== SET EXERCISE ==
Leave out the pictures and transcribe the rest of the records exactly.

--- Start of TASK MATERIAL ---

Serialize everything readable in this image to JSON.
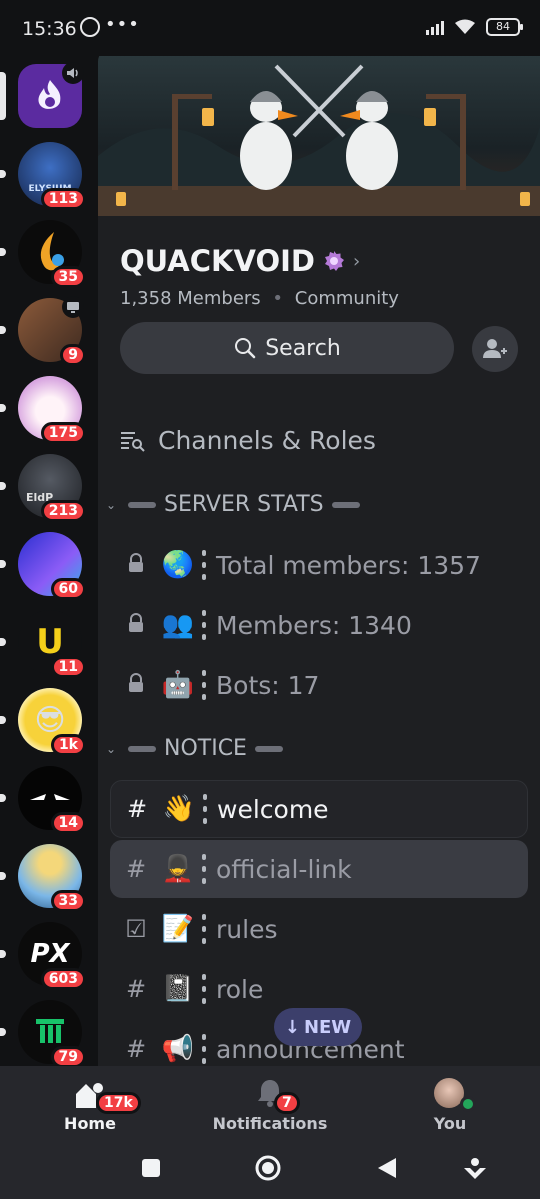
{
  "status_bar": {
    "time": "15:36",
    "battery": "84",
    "more": "•••"
  },
  "servers": [
    {
      "name": "selected-server",
      "badge": "",
      "color": "#5b2ba0"
    },
    {
      "name": "elysium",
      "badge": "113",
      "color": "#1f3a6e"
    },
    {
      "name": "flame",
      "badge": "35",
      "color": "#0b0b0b"
    },
    {
      "name": "legend",
      "badge": "9",
      "color": "#6a4b3a"
    },
    {
      "name": "unicorn",
      "badge": "175",
      "color": "#d8a6e0"
    },
    {
      "name": "eldp",
      "badge": "213",
      "color": "#2c2f36"
    },
    {
      "name": "nft",
      "badge": "60",
      "color": "#3b3ea8"
    },
    {
      "name": "u-coin",
      "badge": "11",
      "color": "#111214"
    },
    {
      "name": "cool-face",
      "badge": "1k",
      "color": "#f4c21a"
    },
    {
      "name": "eyes",
      "badge": "14",
      "color": "#050505"
    },
    {
      "name": "cloud",
      "badge": "33",
      "color": "#6ab0e6"
    },
    {
      "name": "px",
      "badge": "603",
      "color": "#0b0b0b"
    },
    {
      "name": "pillar",
      "badge": "79",
      "color": "#0b0b0b"
    }
  ],
  "server": {
    "name": "QUACKVOID",
    "members": "1,358 Members",
    "dot": "•",
    "type": "Community",
    "search_label": "Search"
  },
  "channels_roles": "Channels & Roles",
  "categories": {
    "stats": "SERVER STATS",
    "notice": "NOTICE"
  },
  "stat_channels": [
    {
      "emoji": "🌏",
      "label": "Total members: 1357"
    },
    {
      "emoji": "👥",
      "label": "Members: 1340"
    },
    {
      "emoji": "🤖",
      "label": "Bots: 17"
    }
  ],
  "notice_channels": [
    {
      "prefix": "#",
      "emoji": "👋",
      "label": "welcome"
    },
    {
      "prefix": "#",
      "emoji": "💂",
      "label": "official-link"
    },
    {
      "prefix": "☑",
      "emoji": "📝",
      "label": "rules"
    },
    {
      "prefix": "#",
      "emoji": "📓",
      "label": "role"
    },
    {
      "prefix": "#",
      "emoji": "📢",
      "label": "announcement"
    }
  ],
  "new_pill": {
    "arrow": "↓",
    "label": "NEW"
  },
  "bottom_nav": {
    "home": {
      "label": "Home",
      "badge": "17k"
    },
    "notifications": {
      "label": "Notifications",
      "badge": "7"
    },
    "you": {
      "label": "You"
    }
  },
  "colors": {
    "accent": "#5865f2",
    "badge": "#f23f43",
    "online": "#23a55a"
  }
}
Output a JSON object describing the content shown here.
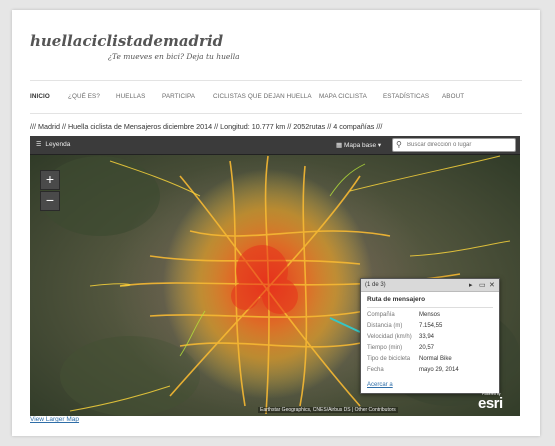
{
  "site": {
    "title": "huellaciclistademadrid",
    "tagline": "¿Te mueves en bici? Deja tu huella"
  },
  "nav": {
    "items": [
      {
        "label": "INICIO",
        "active": true
      },
      {
        "label": "¿QUÉ ES?"
      },
      {
        "label": "HUELLAS"
      },
      {
        "label": "PARTICIPA"
      },
      {
        "label": "CICLISTAS QUE DEJAN HUELLA"
      },
      {
        "label": "MAPA CICLISTA"
      },
      {
        "label": "ESTADÍSTICAS"
      },
      {
        "label": "ABOUT"
      }
    ]
  },
  "info_line": "/// Madrid // Huella ciclista de Mensajeros diciembre 2014 // Longitud: 10.777 km // 2052rutas // 4 compañías ///",
  "map": {
    "toolbar": {
      "legend_label": "Leyenda",
      "basemap_label": "Mapa base",
      "search_placeholder": "Buscar dirección o lugar"
    },
    "zoom": {
      "in": "+",
      "out": "−"
    },
    "popup": {
      "count": "(1 de 3)",
      "title": "Ruta de mensajero",
      "rows": [
        {
          "label": "Compañía",
          "value": "Mensos"
        },
        {
          "label": "Distancia (m)",
          "value": "7.154,55"
        },
        {
          "label": "Velocidad (km/h)",
          "value": "33,94"
        },
        {
          "label": "Tiempo (min)",
          "value": "20,57"
        },
        {
          "label": "Tipo de bicicleta",
          "value": "Normal Bike"
        },
        {
          "label": "Fecha",
          "value": "mayo 29, 2014"
        }
      ],
      "zoom_link": "Acercar a"
    },
    "attribution": "Earthstar Geographics, CNES/Airbus DS | Other Contributors",
    "esri_powered": "Powered by",
    "esri_logo": "esri",
    "colors": {
      "routes_dense": "#e8321b",
      "routes_mid": "#f39a1d",
      "routes_light": "#f7d23b",
      "routes_sparse": "#b6e33a"
    }
  },
  "footer": {
    "larger_map_link": "View Larger Map"
  }
}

--- End of TASK MATERIAL ---

== RESULT BELOW ==
Serialize everything readable in this image to JSON.
{
  "status_bar": {
    "time": "15:36",
    "battery": "84",
    "more": "•••"
  },
  "servers": [
    {
      "name": "selected-server",
      "badge": "",
      "color": "#5b2ba0"
    },
    {
      "name": "elysium",
      "badge": "113",
      "color": "#1f3a6e"
    },
    {
      "name": "flame",
      "badge": "35",
      "color": "#0b0b0b"
    },
    {
      "name": "legend",
      "badge": "9",
      "color": "#6a4b3a"
    },
    {
      "name": "unicorn",
      "badge": "175",
      "color": "#d8a6e0"
    },
    {
      "name": "eldp",
      "badge": "213",
      "color": "#2c2f36"
    },
    {
      "name": "nft",
      "badge": "60",
      "color": "#3b3ea8"
    },
    {
      "name": "u-coin",
      "badge": "11",
      "color": "#111214"
    },
    {
      "name": "cool-face",
      "badge": "1k",
      "color": "#f4c21a"
    },
    {
      "name": "eyes",
      "badge": "14",
      "color": "#050505"
    },
    {
      "name": "cloud",
      "badge": "33",
      "color": "#6ab0e6"
    },
    {
      "name": "px",
      "badge": "603",
      "color": "#0b0b0b"
    },
    {
      "name": "pillar",
      "badge": "79",
      "color": "#0b0b0b"
    }
  ],
  "server": {
    "name": "QUACKVOID",
    "members": "1,358 Members",
    "dot": "•",
    "type": "Community",
    "search_label": "Search"
  },
  "channels_roles": "Channels & Roles",
  "categories": {
    "stats": "SERVER STATS",
    "notice": "NOTICE"
  },
  "stat_channels": [
    {
      "emoji": "🌏",
      "label": "Total members: 1357"
    },
    {
      "emoji": "👥",
      "label": "Members: 1340"
    },
    {
      "emoji": "🤖",
      "label": "Bots: 17"
    }
  ],
  "notice_channels": [
    {
      "prefix": "#",
      "emoji": "👋",
      "label": "welcome"
    },
    {
      "prefix": "#",
      "emoji": "💂",
      "label": "official-link"
    },
    {
      "prefix": "☑",
      "emoji": "📝",
      "label": "rules"
    },
    {
      "prefix": "#",
      "emoji": "📓",
      "label": "role"
    },
    {
      "prefix": "#",
      "emoji": "📢",
      "label": "announcement"
    }
  ],
  "new_pill": {
    "arrow": "↓",
    "label": "NEW"
  },
  "bottom_nav": {
    "home": {
      "label": "Home",
      "badge": "17k"
    },
    "notifications": {
      "label": "Notifications",
      "badge": "7"
    },
    "you": {
      "label": "You"
    }
  },
  "colors": {
    "accent": "#5865f2",
    "badge": "#f23f43",
    "online": "#23a55a"
  }
}
Output a JSON object describing the content shown here.
{
  "site": {
    "title": "huellaciclistademadrid",
    "tagline": "¿Te mueves en bici? Deja tu huella"
  },
  "nav": {
    "items": [
      {
        "label": "INICIO",
        "active": true
      },
      {
        "label": "¿QUÉ ES?"
      },
      {
        "label": "HUELLAS"
      },
      {
        "label": "PARTICIPA"
      },
      {
        "label": "CICLISTAS QUE DEJAN HUELLA"
      },
      {
        "label": "MAPA CICLISTA"
      },
      {
        "label": "ESTADÍSTICAS"
      },
      {
        "label": "ABOUT"
      }
    ]
  },
  "info_line": "/// Madrid // Huella ciclista de Mensajeros diciembre 2014 // Longitud: 10.777 km // 2052rutas // 4 compañías ///",
  "map": {
    "toolbar": {
      "legend_label": "Leyenda",
      "basemap_label": "Mapa base",
      "search_placeholder": "Buscar dirección o lugar"
    },
    "zoom": {
      "in": "+",
      "out": "−"
    },
    "popup": {
      "count": "(1 de 3)",
      "title": "Ruta de mensajero",
      "rows": [
        {
          "label": "Compañía",
          "value": "Mensos"
        },
        {
          "label": "Distancia (m)",
          "value": "7.154,55"
        },
        {
          "label": "Velocidad (km/h)",
          "value": "33,94"
        },
        {
          "label": "Tiempo (min)",
          "value": "20,57"
        },
        {
          "label": "Tipo de bicicleta",
          "value": "Normal Bike"
        },
        {
          "label": "Fecha",
          "value": "mayo 29, 2014"
        }
      ],
      "zoom_link": "Acercar a"
    },
    "attribution": "Earthstar Geographics, CNES/Airbus DS | Other Contributors",
    "esri_powered": "Powered by",
    "esri_logo": "esri",
    "colors": {
      "routes_dense": "#e8321b",
      "routes_mid": "#f39a1d",
      "routes_light": "#f7d23b",
      "routes_sparse": "#b6e33a"
    }
  },
  "footer": {
    "larger_map_link": "View Larger Map"
  }
}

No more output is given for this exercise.